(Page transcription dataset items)

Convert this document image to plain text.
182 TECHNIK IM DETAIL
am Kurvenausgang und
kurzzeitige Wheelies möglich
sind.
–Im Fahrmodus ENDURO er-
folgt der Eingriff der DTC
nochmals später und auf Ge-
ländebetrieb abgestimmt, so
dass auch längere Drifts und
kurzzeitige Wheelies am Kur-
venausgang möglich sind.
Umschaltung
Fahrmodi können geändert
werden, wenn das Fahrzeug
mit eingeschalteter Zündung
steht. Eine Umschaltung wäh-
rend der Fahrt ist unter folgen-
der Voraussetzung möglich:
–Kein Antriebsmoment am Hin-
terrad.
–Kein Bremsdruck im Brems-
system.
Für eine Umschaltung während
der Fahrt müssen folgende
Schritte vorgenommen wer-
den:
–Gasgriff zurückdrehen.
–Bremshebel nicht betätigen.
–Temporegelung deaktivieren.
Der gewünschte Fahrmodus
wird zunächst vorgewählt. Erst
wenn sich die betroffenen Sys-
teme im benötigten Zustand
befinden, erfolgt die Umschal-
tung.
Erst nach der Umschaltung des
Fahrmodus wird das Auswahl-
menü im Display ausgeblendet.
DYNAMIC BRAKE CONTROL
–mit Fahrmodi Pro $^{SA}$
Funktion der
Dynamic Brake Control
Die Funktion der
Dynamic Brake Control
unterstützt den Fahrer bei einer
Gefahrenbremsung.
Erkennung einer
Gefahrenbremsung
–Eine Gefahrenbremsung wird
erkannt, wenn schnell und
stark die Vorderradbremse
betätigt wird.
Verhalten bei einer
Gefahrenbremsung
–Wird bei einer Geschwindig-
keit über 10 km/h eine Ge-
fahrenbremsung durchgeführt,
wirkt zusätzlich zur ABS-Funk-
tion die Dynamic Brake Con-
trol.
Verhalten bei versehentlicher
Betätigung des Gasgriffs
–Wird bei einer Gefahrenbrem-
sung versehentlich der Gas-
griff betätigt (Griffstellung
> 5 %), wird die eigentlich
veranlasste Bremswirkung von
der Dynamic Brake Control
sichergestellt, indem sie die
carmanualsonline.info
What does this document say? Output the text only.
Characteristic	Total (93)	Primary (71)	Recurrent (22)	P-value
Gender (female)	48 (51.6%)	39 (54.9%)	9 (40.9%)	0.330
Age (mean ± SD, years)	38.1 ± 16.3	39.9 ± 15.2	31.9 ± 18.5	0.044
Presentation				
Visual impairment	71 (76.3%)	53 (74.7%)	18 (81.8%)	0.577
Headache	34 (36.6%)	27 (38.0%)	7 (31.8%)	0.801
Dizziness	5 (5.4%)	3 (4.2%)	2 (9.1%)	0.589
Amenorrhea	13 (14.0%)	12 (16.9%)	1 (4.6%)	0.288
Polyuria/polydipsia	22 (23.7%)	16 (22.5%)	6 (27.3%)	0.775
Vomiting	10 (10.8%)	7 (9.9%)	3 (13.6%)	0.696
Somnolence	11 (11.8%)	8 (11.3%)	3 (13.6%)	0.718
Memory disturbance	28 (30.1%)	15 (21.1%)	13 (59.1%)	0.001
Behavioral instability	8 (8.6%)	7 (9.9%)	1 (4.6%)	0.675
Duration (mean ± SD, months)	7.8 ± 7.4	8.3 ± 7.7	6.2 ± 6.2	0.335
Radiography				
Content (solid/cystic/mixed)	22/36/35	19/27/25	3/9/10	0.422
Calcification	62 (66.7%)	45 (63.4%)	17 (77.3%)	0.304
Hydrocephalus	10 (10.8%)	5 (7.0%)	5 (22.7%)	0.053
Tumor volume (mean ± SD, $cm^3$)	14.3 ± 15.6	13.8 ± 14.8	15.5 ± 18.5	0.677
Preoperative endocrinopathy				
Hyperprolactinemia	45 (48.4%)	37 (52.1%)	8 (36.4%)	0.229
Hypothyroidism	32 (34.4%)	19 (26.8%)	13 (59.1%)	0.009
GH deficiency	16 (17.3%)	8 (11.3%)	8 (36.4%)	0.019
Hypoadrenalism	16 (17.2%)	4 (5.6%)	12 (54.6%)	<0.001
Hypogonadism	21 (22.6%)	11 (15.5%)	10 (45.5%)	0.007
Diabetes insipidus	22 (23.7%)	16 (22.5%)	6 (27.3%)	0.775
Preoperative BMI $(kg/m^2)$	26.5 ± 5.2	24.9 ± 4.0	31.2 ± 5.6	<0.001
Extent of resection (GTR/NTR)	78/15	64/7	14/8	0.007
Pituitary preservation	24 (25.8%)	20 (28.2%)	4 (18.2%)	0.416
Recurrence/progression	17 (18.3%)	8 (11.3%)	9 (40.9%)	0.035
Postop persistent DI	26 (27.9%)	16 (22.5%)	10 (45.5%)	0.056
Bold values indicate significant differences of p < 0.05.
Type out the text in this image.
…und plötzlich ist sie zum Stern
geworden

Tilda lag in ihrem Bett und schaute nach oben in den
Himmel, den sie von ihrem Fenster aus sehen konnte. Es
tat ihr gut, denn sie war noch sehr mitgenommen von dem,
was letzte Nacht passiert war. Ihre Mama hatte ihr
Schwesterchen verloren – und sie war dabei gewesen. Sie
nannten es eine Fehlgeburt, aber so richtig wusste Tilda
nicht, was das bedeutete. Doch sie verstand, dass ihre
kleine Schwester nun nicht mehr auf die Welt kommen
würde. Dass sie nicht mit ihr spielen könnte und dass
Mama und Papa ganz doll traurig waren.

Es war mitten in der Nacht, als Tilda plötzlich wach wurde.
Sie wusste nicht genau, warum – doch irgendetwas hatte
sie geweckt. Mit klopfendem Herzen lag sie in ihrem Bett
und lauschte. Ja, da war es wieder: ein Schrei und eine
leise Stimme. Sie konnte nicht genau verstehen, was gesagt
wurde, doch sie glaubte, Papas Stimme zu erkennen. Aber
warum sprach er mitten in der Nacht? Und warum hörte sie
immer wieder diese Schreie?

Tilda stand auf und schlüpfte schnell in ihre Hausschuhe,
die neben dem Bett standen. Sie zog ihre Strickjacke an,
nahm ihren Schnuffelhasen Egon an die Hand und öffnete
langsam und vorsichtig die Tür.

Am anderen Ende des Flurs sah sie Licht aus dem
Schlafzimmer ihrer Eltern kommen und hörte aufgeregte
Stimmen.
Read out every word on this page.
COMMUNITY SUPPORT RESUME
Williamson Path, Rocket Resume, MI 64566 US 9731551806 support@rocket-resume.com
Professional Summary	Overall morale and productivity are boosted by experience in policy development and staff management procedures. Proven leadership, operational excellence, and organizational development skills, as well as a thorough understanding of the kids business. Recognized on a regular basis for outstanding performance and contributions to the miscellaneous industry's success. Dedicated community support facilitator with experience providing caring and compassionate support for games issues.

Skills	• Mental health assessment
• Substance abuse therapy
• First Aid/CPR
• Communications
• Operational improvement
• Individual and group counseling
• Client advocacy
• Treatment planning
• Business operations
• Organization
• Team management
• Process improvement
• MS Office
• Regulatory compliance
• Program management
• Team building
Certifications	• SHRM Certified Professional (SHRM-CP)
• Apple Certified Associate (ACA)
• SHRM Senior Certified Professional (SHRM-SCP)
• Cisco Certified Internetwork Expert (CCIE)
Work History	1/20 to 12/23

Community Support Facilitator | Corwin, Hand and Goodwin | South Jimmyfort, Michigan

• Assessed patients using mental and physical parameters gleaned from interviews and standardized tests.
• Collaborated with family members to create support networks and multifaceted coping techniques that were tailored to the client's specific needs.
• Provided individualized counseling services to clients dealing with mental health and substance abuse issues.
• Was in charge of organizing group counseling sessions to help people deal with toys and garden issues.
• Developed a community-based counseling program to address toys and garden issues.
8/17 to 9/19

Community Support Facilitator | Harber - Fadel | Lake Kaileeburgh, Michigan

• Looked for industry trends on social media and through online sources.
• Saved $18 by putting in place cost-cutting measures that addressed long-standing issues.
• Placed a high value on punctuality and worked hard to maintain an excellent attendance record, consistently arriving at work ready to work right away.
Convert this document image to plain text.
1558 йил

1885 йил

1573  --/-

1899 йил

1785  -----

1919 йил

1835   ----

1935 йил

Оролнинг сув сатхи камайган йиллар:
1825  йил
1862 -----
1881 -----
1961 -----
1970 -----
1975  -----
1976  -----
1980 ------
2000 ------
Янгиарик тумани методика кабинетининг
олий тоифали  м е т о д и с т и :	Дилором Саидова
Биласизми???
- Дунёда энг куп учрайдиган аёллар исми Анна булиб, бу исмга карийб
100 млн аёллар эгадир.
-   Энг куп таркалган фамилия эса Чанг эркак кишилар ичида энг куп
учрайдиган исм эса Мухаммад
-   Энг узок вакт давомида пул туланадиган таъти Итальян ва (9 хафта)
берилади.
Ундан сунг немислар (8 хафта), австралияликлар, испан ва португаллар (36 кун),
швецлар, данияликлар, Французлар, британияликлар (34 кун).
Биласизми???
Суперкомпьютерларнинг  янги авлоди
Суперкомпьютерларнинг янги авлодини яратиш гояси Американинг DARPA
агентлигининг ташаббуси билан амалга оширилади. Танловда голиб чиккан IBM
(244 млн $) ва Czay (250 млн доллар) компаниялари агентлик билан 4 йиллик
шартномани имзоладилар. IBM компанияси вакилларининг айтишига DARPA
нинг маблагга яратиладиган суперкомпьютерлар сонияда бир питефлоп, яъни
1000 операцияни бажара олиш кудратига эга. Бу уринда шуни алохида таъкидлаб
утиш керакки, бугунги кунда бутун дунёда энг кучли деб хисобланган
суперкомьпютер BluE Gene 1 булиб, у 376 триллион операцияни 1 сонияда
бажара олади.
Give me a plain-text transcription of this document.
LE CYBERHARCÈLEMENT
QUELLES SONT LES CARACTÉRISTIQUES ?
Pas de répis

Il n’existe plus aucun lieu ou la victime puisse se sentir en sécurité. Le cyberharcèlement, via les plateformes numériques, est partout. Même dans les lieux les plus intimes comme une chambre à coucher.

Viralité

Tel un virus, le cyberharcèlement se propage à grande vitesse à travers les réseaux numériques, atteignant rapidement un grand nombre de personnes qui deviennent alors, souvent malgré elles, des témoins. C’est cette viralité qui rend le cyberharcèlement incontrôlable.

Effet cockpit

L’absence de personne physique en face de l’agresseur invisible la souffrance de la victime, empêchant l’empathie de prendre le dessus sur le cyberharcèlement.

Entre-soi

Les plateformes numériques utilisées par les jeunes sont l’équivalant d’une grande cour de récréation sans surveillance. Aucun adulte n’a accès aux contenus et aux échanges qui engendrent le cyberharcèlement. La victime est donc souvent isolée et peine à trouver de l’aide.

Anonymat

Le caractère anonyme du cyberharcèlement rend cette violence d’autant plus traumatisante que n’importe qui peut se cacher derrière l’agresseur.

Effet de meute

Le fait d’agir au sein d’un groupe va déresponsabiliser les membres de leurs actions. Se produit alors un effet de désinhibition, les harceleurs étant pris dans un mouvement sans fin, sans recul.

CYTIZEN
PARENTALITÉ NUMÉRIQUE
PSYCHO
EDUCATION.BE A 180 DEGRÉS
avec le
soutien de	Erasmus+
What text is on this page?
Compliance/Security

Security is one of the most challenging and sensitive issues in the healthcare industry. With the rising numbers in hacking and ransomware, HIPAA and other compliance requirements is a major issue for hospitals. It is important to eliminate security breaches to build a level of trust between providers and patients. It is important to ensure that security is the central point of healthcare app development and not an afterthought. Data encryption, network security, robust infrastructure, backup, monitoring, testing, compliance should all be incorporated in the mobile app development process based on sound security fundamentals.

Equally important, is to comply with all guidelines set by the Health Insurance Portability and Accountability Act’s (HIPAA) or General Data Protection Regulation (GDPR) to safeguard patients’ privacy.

**Work task:** Find the count of lines in the data above where the word "сонияда" occurs, and write down only that count.

**Problem solution:** 2